EXERCISE TASK
What is the number of lines in the entries that include the word "current"? Respond with the number only.

RECORDS PROVIDED
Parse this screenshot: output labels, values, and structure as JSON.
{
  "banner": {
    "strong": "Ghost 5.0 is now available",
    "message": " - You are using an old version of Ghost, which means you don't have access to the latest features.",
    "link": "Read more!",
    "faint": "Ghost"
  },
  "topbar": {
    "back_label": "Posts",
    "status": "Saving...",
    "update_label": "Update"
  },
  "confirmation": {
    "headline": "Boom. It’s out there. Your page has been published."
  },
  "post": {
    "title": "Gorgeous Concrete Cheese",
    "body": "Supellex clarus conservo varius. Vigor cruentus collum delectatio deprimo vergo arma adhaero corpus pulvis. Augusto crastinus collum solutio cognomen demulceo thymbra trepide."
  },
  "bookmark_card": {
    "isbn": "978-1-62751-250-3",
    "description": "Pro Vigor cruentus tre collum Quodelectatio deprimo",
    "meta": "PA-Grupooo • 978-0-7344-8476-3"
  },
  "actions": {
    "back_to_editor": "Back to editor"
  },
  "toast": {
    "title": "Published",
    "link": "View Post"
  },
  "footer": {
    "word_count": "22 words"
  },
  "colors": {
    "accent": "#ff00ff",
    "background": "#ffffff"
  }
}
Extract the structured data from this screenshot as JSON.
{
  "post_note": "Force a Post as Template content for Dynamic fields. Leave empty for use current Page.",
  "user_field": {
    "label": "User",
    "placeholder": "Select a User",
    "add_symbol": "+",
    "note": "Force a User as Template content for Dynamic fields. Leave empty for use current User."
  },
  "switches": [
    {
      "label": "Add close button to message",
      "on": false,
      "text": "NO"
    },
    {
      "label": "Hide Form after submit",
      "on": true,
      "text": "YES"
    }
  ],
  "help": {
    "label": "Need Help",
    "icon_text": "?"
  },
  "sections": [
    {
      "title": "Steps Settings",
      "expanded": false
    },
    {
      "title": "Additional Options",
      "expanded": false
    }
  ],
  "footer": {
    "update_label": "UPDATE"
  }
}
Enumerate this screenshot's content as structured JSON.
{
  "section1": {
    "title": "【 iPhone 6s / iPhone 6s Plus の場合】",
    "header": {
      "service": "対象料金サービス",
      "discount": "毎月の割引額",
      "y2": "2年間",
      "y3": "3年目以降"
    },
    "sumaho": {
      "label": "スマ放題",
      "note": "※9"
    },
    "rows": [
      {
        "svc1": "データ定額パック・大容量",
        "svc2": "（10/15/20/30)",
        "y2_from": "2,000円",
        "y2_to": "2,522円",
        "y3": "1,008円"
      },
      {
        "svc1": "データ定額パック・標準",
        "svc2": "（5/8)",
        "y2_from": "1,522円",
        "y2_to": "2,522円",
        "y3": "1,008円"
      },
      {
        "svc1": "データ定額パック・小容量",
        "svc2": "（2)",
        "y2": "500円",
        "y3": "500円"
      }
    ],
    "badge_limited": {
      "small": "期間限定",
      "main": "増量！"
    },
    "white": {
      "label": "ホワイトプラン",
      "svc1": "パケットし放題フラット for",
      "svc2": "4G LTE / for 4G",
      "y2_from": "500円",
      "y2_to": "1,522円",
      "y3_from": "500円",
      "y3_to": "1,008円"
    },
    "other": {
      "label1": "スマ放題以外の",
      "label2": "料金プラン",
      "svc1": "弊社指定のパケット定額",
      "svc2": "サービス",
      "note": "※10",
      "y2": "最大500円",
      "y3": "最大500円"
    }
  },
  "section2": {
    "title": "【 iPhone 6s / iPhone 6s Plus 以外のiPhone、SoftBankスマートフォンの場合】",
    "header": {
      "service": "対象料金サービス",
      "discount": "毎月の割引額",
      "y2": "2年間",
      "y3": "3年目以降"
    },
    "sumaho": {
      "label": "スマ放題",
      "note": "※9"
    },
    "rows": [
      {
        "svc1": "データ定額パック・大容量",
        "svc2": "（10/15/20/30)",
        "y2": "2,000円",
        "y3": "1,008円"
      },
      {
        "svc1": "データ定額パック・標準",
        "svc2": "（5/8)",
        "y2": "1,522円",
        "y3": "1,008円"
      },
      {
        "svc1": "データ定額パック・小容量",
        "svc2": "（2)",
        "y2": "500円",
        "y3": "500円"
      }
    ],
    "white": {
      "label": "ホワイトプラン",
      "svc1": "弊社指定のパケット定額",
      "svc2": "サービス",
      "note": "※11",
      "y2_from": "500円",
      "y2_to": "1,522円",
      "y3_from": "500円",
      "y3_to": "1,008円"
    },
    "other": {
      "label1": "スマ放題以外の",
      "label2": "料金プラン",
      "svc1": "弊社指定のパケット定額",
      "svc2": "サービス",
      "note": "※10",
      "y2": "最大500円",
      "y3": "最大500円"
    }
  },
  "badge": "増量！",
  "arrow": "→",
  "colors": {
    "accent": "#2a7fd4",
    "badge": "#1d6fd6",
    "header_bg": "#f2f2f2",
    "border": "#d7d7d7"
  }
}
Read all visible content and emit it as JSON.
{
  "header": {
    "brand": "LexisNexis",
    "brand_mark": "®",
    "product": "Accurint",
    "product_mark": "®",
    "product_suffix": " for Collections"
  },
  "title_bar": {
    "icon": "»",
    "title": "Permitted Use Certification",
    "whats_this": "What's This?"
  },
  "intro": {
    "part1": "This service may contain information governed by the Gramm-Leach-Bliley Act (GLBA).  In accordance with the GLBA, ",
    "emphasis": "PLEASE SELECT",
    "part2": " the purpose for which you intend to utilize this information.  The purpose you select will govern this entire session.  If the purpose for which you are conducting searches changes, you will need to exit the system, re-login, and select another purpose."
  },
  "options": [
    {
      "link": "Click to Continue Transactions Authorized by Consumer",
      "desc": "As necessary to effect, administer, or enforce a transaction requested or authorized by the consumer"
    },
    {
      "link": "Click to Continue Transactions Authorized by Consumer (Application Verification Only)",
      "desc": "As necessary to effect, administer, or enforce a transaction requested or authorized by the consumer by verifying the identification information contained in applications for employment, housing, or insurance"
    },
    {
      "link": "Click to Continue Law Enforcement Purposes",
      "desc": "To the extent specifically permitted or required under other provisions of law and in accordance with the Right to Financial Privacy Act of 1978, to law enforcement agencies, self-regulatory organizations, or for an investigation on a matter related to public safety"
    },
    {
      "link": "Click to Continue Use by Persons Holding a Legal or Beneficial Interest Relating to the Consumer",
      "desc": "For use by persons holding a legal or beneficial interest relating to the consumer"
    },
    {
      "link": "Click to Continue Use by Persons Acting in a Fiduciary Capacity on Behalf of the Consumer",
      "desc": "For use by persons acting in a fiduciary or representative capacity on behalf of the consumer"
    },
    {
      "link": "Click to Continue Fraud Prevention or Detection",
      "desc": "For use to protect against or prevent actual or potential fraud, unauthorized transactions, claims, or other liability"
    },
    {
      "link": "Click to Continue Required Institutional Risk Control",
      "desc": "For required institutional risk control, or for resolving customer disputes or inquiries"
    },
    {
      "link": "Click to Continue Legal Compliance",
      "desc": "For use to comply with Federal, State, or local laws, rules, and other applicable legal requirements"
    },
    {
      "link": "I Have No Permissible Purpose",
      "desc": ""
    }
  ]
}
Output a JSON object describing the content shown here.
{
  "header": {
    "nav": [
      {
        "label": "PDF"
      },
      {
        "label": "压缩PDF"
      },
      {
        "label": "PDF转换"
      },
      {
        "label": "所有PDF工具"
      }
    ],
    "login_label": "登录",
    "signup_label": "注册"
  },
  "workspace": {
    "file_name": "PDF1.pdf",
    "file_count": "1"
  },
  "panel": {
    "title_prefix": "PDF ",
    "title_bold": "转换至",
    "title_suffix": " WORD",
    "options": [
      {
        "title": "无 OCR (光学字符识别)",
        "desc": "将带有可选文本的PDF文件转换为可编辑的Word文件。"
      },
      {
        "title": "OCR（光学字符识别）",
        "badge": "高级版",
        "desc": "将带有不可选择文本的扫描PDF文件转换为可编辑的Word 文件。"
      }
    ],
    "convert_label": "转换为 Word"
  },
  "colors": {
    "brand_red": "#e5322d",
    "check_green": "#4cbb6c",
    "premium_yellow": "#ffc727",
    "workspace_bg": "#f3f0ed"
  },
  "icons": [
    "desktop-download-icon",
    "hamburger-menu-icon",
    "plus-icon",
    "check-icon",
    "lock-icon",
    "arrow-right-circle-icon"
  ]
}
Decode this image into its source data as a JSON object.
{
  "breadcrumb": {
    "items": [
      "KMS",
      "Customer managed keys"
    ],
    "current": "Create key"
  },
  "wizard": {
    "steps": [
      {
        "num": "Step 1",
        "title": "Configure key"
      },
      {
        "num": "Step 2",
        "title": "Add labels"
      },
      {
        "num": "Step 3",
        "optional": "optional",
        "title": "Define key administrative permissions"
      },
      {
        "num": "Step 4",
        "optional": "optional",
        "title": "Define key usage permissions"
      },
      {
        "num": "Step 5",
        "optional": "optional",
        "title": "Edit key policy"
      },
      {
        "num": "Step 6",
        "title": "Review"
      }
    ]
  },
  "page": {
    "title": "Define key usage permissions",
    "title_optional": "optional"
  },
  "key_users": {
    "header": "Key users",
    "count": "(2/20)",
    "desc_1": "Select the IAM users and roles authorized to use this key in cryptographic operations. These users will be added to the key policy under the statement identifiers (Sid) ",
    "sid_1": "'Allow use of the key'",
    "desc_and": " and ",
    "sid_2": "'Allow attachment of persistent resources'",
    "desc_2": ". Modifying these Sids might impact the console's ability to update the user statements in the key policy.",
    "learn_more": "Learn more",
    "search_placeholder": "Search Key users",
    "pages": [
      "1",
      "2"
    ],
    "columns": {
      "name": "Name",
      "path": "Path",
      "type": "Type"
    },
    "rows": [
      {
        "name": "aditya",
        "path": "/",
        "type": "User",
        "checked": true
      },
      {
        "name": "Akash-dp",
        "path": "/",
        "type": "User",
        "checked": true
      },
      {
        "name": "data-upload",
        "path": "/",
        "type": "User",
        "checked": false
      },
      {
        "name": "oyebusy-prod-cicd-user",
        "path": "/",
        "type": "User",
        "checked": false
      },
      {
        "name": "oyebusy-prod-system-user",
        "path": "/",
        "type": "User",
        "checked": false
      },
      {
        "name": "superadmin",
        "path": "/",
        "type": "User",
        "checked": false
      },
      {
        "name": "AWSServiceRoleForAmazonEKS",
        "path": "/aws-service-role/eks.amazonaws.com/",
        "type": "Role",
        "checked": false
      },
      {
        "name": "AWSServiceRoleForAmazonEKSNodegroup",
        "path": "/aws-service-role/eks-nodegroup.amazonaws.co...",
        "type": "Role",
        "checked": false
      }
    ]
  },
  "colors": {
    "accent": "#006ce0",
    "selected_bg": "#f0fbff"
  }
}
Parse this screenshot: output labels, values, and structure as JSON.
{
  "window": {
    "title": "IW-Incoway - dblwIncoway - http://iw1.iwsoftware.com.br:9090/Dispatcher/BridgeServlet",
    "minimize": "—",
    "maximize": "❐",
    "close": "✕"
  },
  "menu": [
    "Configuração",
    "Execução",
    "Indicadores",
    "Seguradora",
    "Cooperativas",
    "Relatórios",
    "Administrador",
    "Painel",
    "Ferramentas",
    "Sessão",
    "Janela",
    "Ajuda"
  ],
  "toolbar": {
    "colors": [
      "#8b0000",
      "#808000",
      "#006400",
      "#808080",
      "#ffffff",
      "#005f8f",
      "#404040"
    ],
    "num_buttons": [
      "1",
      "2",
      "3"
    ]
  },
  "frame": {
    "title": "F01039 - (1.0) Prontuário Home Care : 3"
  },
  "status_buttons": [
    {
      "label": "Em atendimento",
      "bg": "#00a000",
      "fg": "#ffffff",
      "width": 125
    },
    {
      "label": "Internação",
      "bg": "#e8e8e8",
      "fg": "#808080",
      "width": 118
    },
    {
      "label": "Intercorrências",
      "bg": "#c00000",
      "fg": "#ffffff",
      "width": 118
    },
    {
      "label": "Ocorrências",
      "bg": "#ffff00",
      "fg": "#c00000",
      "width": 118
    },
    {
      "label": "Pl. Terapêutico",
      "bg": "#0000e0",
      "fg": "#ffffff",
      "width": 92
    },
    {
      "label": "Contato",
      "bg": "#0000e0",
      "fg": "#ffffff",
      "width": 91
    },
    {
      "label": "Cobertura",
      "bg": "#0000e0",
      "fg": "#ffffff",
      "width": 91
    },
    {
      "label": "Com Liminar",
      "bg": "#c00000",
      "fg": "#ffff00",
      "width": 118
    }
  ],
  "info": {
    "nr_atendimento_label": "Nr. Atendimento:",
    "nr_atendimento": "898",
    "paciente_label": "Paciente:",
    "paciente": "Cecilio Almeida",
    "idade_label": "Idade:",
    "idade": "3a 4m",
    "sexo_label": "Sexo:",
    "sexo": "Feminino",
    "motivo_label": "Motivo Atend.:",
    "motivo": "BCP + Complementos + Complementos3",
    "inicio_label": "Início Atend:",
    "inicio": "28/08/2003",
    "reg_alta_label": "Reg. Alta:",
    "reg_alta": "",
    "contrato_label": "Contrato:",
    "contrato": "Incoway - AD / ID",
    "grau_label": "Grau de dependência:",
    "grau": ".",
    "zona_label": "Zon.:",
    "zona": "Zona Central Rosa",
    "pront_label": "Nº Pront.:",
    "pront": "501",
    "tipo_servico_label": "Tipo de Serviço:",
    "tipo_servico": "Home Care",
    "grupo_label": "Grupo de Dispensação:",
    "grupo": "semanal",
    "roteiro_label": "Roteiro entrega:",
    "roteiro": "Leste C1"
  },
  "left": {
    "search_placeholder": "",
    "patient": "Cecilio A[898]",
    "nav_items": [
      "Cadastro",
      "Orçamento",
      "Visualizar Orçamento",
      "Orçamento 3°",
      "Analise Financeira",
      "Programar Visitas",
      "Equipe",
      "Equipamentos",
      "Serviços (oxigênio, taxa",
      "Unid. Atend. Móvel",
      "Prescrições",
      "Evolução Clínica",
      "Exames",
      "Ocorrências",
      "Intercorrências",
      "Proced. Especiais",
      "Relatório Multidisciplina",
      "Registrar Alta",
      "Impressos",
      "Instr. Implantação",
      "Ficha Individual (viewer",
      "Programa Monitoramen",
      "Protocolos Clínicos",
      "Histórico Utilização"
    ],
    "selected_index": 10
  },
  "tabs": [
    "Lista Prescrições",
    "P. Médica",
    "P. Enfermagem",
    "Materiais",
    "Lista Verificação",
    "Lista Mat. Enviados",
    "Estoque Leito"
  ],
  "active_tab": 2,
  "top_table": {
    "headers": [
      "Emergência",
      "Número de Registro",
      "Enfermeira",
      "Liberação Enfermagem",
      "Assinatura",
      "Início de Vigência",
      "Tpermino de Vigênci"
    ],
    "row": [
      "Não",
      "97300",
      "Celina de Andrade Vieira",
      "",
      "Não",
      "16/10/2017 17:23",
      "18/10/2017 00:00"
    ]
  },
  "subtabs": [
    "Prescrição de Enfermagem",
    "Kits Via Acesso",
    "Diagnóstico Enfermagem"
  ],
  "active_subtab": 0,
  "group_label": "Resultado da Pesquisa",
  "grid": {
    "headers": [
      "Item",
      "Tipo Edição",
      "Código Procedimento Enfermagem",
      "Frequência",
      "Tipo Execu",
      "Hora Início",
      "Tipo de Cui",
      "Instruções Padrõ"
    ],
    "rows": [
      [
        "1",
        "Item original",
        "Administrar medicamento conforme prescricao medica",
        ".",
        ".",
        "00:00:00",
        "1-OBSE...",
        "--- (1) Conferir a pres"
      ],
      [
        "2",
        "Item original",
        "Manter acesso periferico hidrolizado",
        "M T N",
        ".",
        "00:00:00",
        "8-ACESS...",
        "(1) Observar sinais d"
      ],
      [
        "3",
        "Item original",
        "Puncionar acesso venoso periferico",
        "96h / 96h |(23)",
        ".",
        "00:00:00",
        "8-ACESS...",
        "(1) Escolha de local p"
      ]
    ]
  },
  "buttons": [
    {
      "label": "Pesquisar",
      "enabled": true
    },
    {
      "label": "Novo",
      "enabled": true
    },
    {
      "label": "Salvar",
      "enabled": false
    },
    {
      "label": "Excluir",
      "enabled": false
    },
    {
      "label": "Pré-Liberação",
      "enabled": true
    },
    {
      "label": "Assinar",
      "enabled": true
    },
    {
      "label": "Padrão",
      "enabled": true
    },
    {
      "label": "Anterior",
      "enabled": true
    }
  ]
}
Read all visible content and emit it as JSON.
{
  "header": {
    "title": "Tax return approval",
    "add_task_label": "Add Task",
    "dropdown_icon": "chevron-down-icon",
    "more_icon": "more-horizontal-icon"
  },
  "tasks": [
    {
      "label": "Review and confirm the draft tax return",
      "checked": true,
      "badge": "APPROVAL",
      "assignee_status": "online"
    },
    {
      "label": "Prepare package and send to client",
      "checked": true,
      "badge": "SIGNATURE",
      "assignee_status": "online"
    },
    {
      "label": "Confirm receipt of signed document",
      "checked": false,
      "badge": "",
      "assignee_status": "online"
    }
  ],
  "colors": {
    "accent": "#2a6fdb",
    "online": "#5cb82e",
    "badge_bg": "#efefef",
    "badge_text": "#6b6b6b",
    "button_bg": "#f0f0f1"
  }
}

ANSWER
3